- _Entries provided_

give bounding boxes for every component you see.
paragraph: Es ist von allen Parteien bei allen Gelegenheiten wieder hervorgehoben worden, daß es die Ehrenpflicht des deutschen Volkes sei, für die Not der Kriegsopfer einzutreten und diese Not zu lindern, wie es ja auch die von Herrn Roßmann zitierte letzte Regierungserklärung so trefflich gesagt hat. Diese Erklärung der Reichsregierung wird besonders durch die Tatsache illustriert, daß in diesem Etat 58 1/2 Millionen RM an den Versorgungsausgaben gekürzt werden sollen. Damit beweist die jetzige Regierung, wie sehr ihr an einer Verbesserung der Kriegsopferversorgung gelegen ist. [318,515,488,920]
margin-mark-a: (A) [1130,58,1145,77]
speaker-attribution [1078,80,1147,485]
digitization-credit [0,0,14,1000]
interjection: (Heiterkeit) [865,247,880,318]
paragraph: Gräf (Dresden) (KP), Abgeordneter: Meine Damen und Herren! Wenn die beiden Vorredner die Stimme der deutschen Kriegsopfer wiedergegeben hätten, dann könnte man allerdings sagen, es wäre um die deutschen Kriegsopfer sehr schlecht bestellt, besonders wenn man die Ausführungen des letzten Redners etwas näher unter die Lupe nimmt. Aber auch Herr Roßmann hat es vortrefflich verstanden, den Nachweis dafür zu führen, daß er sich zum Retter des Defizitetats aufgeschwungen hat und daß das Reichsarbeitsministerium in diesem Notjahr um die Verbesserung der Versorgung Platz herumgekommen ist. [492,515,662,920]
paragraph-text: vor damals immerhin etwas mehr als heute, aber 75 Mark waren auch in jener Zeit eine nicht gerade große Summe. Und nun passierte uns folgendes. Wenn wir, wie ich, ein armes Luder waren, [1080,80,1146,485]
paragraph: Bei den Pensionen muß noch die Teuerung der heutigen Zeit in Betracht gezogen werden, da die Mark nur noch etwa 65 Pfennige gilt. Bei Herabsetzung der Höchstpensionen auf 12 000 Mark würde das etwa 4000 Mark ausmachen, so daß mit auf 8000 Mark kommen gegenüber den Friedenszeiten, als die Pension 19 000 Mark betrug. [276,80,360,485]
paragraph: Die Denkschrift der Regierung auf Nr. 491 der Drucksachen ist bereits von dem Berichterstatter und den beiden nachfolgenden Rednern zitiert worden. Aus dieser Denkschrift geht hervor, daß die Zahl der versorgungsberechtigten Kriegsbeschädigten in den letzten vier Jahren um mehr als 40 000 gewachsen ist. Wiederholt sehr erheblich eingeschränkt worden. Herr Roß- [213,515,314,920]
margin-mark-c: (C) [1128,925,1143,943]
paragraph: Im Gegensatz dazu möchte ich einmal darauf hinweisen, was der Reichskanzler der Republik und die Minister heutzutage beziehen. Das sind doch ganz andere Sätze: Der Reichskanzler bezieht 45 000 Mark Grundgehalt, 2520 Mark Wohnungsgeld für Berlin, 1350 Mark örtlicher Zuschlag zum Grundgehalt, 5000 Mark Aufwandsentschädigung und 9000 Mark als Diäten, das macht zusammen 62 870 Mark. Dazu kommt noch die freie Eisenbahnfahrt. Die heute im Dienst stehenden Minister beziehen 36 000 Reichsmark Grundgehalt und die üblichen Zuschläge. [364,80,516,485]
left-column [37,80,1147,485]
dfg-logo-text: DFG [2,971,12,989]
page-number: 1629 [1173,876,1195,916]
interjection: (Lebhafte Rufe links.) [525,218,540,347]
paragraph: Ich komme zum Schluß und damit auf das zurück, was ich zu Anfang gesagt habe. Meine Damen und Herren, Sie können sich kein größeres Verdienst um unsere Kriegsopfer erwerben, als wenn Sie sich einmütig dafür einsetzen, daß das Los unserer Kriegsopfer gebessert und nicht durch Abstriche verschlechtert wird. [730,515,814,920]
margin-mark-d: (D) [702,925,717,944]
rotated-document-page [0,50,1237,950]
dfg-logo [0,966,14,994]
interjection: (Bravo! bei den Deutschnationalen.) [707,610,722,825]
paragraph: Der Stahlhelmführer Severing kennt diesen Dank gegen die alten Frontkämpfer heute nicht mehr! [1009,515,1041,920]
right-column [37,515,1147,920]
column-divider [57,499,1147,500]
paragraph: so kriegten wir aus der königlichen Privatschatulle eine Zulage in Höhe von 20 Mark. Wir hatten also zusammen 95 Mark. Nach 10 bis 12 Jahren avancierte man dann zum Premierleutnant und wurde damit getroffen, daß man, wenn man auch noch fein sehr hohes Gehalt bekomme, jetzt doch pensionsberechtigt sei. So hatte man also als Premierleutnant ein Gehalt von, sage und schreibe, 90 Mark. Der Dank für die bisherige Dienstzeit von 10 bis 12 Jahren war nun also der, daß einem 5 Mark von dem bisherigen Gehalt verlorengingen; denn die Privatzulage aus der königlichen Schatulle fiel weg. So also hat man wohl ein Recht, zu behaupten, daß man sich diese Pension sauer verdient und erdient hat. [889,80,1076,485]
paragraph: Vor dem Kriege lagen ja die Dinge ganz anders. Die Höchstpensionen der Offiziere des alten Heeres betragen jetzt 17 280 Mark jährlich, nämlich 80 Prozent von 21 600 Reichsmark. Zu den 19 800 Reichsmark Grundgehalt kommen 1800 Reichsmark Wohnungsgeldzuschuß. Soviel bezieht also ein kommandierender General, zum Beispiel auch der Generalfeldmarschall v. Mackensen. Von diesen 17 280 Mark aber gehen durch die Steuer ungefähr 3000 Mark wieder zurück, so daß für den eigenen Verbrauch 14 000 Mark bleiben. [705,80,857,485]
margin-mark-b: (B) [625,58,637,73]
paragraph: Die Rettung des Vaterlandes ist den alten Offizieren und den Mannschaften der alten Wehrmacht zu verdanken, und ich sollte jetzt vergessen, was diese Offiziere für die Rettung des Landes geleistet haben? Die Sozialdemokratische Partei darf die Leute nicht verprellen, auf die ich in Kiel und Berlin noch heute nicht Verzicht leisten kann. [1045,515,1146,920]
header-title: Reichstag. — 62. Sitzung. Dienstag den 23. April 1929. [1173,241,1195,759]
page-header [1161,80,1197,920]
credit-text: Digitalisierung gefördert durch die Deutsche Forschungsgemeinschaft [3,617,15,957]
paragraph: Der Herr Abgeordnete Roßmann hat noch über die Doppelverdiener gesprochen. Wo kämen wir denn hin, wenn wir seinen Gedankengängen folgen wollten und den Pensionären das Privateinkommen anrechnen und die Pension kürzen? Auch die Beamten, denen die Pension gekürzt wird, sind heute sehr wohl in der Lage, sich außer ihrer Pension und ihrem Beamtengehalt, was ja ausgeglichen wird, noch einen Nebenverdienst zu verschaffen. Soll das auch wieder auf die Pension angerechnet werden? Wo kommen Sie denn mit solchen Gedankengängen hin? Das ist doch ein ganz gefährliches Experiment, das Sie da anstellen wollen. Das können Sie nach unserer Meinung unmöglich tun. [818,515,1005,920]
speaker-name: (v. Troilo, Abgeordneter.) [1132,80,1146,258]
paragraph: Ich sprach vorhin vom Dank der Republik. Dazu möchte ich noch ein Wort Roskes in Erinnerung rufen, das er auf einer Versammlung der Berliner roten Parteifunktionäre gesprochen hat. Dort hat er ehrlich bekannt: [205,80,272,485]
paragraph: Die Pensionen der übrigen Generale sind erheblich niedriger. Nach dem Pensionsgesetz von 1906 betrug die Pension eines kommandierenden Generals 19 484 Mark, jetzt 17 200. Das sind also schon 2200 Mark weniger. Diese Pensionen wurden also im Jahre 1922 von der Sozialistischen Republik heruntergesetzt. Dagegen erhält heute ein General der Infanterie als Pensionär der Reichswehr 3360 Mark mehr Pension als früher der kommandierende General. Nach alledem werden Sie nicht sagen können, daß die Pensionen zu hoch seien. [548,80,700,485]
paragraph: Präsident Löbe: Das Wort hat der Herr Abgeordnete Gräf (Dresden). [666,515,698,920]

- _Task description_
Copy out everything from the first line of the data down to and including the line that contains "paragraph-text: vor damals", character for character.

- _Full output_
give bounding boxes for every component you see.
paragraph: Es ist von allen Parteien bei allen Gelegenheiten wieder hervorgehoben worden, daß es die Ehrenpflicht des deutschen Volkes sei, für die Not der Kriegsopfer einzutreten und diese Not zu lindern, wie es ja auch die von Herrn Roßmann zitierte letzte Regierungserklärung so trefflich gesagt hat. Diese Erklärung der Reichsregierung wird besonders durch die Tatsache illustriert, daß in diesem Etat 58 1/2 Millionen RM an den Versorgungsausgaben gekürzt werden sollen. Damit beweist die jetzige Regierung, wie sehr ihr an einer Verbesserung der Kriegsopferversorgung gelegen ist. [318,515,488,920]
margin-mark-a: (A) [1130,58,1145,77]
speaker-attribution [1078,80,1147,485]
digitization-credit [0,0,14,1000]
interjection: (Heiterkeit) [865,247,880,318]
paragraph: Gräf (Dresden) (KP), Abgeordneter: Meine Damen und Herren! Wenn die beiden Vorredner die Stimme der deutschen Kriegsopfer wiedergegeben hätten, dann könnte man allerdings sagen, es wäre um die deutschen Kriegsopfer sehr schlecht bestellt, besonders wenn man die Ausführungen des letzten Redners etwas näher unter die Lupe nimmt. Aber auch Herr Roßmann hat es vortrefflich verstanden, den Nachweis dafür zu führen, daß er sich zum Retter des Defizitetats aufgeschwungen hat und daß das Reichsarbeitsministerium in diesem Notjahr um die Verbesserung der Versorgung Platz herumgekommen ist. [492,515,662,920]
paragraph-text: vor damals immerhin etwas mehr als heute, aber 75 Mark waren auch in jener Zeit eine nicht gerade große Summe. Und nun passierte uns folgendes. Wenn wir, wie ich, ein armes Luder waren, [1080,80,1146,485]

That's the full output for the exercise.